Exercise prompt:
Every line must be returned precisely as it is written.

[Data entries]
● ● ● ● ● ● ●
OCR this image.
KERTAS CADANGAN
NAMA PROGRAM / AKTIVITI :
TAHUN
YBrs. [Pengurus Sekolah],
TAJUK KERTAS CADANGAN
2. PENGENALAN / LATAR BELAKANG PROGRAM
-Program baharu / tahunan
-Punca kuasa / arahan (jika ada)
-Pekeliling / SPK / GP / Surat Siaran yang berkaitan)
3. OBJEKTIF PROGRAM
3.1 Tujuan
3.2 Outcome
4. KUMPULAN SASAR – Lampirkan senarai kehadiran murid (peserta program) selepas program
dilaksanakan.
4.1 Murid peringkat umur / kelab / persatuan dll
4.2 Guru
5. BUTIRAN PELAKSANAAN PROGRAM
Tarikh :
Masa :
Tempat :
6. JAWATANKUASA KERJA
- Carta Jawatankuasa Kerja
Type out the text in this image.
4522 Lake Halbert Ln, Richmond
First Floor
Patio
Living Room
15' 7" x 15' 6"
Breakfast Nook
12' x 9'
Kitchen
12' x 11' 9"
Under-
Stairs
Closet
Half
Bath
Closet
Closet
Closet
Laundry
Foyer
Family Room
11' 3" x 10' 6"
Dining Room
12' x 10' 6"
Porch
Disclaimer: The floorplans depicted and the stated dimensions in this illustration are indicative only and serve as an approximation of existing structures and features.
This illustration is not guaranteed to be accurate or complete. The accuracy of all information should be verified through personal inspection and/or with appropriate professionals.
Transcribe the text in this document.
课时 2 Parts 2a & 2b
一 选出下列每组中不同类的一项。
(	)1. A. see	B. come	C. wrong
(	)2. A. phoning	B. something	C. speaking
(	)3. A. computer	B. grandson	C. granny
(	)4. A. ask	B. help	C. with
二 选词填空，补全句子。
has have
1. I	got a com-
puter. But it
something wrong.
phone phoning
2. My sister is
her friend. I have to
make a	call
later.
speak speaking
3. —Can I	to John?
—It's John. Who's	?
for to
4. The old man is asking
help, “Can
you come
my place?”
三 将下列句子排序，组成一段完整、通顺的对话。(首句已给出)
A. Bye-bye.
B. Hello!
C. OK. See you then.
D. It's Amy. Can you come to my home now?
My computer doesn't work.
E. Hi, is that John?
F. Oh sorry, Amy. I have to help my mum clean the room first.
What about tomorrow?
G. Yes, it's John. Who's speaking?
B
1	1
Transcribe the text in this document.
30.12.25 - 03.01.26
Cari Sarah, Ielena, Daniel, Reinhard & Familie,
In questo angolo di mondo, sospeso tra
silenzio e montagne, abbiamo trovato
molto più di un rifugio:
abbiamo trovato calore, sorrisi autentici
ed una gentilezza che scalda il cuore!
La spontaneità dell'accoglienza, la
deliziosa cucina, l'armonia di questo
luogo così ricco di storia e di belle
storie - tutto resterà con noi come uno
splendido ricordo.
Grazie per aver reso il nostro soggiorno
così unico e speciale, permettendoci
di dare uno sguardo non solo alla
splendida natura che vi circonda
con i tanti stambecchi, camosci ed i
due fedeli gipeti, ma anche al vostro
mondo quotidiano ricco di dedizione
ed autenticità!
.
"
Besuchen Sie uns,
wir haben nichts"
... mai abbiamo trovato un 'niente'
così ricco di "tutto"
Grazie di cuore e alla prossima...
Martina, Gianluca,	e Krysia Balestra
● ● ● ● ● ● ●
The output:
OCR this image.
KERTAS CADANGAN
NAMA PROGRAM / AKTIVITI :
TAHUN
YBrs. [Pengurus Sekolah],
TAJUK KERTAS CADANGAN
2. PENGENALAN / LATAR BELAKANG PROGRAM
-Program baharu / tahunan
-Punca kuasa / arahan (jika ada)
-Pekeliling / SPK / GP / Surat Siaran yang berkaitan)
3. OBJEKTIF PROGRAM
3.1 Tujuan
3.2 Outcome
4. KUMPULAN SASAR – Lampirkan senarai kehadiran murid (peserta program) selepas program
dilaksanakan.
4.1 Murid peringkat umur / kelab / persatuan dll
4.2 Guru
5. BUTIRAN PELAKSANAAN PROGRAM
Tarikh :
Masa :
Tempat :
6. JAWATANKUASA KERJA
- Carta Jawatankuasa Kerja
Type out the text in this image.
4522 Lake Halbert Ln, Richmond
First Floor
Patio
Living Room
15' 7" x 15' 6"
Breakfast Nook
12' x 9'
Kitchen
12' x 11' 9"
Under-
Stairs
Closet
Half
Bath
Closet
Closet
Closet
Laundry
Foyer
Family Room
11' 3" x 10' 6"
Dining Room
12' x 10' 6"
Porch
Disclaimer: The floorplans depicted and the stated dimensions in this illustration are indicative only and serve as an approximation of existing structures and features.
This illustration is not guaranteed to be accurate or complete. The accuracy of all information should be verified through personal inspection and/or with appropriate professionals.
Transcribe the text in this document.
课时 2 Parts 2a & 2b
一 选出下列每组中不同类的一项。
(	)1. A. see	B. come	C. wrong
(	)2. A. phoning	B. something	C. speaking
(	)3. A. computer	B. grandson	C. granny
(	)4. A. ask	B. help	C. with
二 选词填空，补全句子。
has have
1. I	got a com-
puter. But it
something wrong.
phone phoning
2. My sister is
her friend. I have to
make a	call
later.
speak speaking
3. —Can I	to John?
—It's John. Who's	?
for to
4. The old man is asking
help, “Can
you come
my place?”
三 将下列句子排序，组成一段完整、通顺的对话。(首句已给出)
A. Bye-bye.
B. Hello!
C. OK. See you then.
D. It's Amy. Can you come to my home now?
My computer doesn't work.
E. Hi, is that John?
F. Oh sorry, Amy. I have to help my mum clean the room first.
What about tomorrow?
G. Yes, it's John. Who's speaking?
B
1	1
Transcribe the text in this document.
30.12.25 - 03.01.26
Cari Sarah, Ielena, Daniel, Reinhard & Familie,
In questo angolo di mondo, sospeso tra
silenzio e montagne, abbiamo trovato
molto più di un rifugio:
abbiamo trovato calore, sorrisi autentici
ed una gentilezza che scalda il cuore!
La spontaneità dell'accoglienza, la
deliziosa cucina, l'armonia di questo
luogo così ricco di storia e di belle
storie - tutto resterà con noi come uno
splendido ricordo.
Grazie per aver reso il nostro soggiorno
così unico e speciale, permettendoci
di dare uno sguardo non solo alla
splendida natura che vi circonda
con i tanti stambecchi, camosci ed i
due fedeli gipeti, ma anche al vostro
mondo quotidiano ricco di dedizione
ed autenticità!
.
"
Besuchen Sie uns,
wir haben nichts"
... mai abbiamo trovato un 'niente'
così ricco di "tutto"
Grazie di cuore e alla prossima...
Martina, Gianluca,	e Krysia Balestra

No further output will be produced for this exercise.